Goal of the exercise –
Count the lines below that contain the word "pada" and give only the number.

Data extract –
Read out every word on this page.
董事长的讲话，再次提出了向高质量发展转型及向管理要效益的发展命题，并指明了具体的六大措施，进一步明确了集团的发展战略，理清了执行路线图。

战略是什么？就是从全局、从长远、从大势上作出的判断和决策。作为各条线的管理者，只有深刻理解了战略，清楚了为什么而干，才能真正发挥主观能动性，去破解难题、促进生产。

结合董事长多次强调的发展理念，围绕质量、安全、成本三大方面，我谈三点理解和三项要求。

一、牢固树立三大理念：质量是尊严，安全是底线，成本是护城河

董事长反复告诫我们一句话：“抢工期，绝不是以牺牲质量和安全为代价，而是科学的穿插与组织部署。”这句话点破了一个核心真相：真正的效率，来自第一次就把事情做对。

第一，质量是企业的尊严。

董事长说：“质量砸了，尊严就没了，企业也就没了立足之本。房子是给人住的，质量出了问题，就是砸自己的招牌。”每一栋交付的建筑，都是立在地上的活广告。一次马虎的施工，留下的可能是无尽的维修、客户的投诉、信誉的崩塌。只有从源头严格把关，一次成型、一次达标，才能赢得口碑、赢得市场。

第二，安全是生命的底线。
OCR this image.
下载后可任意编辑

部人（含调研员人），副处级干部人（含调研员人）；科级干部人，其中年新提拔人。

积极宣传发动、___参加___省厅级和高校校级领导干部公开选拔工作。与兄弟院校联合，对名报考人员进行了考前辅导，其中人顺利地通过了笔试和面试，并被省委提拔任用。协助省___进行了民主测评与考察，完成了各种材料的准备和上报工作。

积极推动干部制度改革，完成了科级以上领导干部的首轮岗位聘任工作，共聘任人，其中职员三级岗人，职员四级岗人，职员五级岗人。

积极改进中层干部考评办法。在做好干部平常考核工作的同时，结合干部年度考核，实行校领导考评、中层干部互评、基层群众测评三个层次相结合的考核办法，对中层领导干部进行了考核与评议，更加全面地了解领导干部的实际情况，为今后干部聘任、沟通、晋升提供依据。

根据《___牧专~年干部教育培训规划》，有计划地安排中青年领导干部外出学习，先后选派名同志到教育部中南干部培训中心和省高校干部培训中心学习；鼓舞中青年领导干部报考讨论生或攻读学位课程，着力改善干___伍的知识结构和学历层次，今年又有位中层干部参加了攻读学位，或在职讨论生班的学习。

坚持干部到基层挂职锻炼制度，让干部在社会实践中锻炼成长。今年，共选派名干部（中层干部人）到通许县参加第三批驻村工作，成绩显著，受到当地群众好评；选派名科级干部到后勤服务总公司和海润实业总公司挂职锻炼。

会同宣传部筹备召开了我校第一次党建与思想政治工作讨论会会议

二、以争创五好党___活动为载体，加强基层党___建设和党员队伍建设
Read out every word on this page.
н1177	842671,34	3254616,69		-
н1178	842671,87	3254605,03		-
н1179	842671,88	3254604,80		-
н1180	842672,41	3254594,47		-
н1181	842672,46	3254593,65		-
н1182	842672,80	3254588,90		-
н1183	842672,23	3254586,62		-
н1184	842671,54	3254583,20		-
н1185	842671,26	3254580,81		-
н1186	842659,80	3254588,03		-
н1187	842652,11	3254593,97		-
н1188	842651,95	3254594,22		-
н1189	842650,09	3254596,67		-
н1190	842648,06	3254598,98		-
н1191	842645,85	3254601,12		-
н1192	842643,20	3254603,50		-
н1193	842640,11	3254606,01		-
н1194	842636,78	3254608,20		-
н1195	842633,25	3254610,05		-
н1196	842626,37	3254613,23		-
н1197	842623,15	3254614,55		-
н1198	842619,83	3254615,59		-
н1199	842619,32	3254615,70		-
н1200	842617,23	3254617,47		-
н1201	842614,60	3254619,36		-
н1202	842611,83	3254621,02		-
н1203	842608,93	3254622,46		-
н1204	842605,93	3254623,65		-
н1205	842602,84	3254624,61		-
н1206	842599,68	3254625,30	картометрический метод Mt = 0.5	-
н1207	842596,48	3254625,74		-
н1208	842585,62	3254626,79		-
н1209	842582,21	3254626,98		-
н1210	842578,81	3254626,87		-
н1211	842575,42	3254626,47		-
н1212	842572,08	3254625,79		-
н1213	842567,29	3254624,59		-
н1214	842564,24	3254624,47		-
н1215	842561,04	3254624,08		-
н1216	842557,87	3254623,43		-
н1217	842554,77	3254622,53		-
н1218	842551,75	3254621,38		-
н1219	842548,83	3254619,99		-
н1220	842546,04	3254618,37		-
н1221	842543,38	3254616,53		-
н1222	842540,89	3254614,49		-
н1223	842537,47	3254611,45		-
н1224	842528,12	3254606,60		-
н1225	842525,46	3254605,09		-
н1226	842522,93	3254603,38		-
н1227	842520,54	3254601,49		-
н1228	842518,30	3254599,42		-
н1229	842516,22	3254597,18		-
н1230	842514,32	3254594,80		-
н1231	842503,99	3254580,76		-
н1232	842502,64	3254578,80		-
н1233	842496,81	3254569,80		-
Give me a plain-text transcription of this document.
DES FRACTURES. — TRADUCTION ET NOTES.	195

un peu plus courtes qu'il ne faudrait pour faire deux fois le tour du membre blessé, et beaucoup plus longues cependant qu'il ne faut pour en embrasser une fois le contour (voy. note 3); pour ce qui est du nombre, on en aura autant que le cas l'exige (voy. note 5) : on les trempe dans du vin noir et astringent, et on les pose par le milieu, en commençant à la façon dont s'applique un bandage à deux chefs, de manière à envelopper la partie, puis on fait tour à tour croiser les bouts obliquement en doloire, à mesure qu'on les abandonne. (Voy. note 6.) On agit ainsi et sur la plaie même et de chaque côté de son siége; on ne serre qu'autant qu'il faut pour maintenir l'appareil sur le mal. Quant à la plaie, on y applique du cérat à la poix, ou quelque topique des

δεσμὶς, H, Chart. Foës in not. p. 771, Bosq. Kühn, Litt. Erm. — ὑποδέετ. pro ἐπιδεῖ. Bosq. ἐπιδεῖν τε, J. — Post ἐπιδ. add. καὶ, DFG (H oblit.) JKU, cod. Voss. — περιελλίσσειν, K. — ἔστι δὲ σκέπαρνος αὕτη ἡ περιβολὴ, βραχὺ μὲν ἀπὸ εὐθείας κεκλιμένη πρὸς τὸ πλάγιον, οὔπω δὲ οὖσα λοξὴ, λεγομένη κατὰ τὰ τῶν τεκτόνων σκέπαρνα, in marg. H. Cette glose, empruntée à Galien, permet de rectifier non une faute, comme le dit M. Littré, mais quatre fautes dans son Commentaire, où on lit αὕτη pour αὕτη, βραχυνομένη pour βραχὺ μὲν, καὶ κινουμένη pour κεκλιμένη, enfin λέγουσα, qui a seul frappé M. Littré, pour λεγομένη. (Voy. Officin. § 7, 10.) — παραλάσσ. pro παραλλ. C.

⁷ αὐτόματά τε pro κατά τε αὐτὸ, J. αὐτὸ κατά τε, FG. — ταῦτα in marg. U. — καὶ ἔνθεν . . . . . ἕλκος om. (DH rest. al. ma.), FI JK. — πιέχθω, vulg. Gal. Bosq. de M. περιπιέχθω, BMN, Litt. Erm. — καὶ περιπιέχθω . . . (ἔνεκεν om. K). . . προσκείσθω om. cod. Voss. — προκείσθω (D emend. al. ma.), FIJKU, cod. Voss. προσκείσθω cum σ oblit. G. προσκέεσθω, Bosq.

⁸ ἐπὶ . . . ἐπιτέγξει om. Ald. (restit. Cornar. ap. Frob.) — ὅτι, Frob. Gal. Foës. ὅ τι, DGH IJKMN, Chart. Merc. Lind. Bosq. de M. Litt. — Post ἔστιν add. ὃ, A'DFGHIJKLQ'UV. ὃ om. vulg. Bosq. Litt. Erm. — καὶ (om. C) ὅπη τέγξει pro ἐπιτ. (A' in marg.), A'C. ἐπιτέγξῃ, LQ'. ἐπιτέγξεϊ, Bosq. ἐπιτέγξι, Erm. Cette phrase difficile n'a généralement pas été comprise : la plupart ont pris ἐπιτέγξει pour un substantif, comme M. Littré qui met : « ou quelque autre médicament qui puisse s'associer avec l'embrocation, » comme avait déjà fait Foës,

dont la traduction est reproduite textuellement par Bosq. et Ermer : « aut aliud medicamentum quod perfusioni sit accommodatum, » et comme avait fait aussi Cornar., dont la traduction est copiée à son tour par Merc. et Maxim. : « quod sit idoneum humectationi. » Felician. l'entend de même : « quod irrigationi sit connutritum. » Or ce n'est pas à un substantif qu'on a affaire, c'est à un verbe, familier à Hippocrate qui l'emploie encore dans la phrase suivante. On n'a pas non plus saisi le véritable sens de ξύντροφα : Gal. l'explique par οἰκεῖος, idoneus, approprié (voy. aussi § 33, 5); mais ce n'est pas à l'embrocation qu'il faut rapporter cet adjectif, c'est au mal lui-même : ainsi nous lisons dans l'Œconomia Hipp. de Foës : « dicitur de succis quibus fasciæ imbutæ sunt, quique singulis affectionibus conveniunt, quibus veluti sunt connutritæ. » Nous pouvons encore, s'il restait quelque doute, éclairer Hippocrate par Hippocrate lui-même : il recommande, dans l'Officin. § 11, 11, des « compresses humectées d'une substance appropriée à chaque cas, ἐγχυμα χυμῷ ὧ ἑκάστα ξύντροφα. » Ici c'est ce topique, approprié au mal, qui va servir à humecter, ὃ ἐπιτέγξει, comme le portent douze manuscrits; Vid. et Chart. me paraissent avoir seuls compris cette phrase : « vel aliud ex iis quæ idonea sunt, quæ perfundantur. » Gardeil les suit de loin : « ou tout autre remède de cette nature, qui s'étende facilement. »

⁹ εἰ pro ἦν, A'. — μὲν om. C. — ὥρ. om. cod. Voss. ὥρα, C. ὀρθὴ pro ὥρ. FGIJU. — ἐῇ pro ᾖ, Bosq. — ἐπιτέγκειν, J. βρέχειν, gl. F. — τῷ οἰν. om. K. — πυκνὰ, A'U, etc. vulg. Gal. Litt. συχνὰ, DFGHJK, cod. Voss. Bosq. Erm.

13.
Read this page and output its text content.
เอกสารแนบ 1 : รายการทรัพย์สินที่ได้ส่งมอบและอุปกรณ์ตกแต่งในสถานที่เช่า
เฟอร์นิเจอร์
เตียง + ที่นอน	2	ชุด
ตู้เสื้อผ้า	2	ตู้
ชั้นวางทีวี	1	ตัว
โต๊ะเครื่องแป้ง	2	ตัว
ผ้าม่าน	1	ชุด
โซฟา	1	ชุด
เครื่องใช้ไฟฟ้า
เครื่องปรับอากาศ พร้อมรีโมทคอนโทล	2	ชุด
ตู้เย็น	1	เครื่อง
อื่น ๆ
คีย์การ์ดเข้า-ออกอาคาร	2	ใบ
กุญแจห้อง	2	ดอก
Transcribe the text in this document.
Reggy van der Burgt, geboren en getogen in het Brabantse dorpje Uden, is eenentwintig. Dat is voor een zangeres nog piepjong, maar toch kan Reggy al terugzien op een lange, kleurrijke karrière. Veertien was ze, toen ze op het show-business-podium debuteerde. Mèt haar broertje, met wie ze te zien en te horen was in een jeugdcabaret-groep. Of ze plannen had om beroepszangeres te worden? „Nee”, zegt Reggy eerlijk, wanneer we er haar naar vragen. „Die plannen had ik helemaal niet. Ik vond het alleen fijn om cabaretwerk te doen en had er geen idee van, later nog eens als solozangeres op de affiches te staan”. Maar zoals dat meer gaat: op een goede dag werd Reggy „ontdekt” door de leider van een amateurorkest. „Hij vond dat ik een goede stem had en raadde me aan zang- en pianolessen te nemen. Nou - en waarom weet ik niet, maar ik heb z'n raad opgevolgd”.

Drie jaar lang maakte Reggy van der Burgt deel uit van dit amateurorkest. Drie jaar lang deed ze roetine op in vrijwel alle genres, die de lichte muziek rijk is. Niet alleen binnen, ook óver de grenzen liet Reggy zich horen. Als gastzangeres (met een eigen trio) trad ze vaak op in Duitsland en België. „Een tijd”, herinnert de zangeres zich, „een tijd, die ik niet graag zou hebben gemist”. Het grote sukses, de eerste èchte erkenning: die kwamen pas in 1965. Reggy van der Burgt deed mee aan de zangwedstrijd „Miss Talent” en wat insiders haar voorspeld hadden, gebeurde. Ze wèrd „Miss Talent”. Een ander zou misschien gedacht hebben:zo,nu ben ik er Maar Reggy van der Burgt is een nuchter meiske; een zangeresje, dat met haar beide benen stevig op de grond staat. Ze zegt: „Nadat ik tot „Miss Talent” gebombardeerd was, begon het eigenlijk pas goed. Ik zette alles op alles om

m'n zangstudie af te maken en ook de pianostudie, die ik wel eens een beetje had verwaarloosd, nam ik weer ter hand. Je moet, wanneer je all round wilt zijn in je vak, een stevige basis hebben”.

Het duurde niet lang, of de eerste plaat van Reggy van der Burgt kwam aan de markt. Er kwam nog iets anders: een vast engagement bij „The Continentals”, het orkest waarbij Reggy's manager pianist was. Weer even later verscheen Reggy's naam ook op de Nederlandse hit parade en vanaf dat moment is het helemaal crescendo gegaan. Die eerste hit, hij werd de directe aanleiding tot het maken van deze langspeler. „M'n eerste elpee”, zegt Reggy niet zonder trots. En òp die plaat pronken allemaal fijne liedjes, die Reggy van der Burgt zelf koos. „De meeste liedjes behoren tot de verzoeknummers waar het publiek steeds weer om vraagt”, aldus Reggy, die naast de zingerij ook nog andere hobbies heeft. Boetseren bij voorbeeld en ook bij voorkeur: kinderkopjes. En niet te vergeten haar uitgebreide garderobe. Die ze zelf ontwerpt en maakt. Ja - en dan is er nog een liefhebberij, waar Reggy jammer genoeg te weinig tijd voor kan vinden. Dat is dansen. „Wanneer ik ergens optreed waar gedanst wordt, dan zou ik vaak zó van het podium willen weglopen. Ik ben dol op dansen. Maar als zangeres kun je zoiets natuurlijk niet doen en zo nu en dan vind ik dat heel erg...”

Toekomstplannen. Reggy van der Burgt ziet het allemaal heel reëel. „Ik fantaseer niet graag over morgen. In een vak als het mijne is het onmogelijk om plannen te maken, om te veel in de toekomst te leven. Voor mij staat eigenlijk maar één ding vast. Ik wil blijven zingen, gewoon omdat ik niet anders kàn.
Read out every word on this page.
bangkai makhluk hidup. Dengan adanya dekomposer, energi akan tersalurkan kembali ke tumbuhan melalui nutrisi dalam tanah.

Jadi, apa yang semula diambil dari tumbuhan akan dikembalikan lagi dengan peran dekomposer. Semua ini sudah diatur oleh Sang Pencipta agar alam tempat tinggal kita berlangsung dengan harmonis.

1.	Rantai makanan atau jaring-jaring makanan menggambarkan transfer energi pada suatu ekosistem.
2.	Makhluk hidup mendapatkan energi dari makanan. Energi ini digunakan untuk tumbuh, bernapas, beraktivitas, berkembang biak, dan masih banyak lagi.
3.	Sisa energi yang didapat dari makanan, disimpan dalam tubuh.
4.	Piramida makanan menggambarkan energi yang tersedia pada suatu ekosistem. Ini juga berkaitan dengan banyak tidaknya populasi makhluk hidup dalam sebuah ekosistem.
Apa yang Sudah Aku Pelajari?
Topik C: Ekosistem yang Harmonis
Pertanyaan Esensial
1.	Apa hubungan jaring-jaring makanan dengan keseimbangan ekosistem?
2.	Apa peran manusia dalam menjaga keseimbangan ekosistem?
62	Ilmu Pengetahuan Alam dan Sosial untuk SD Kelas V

Exercise solution –
2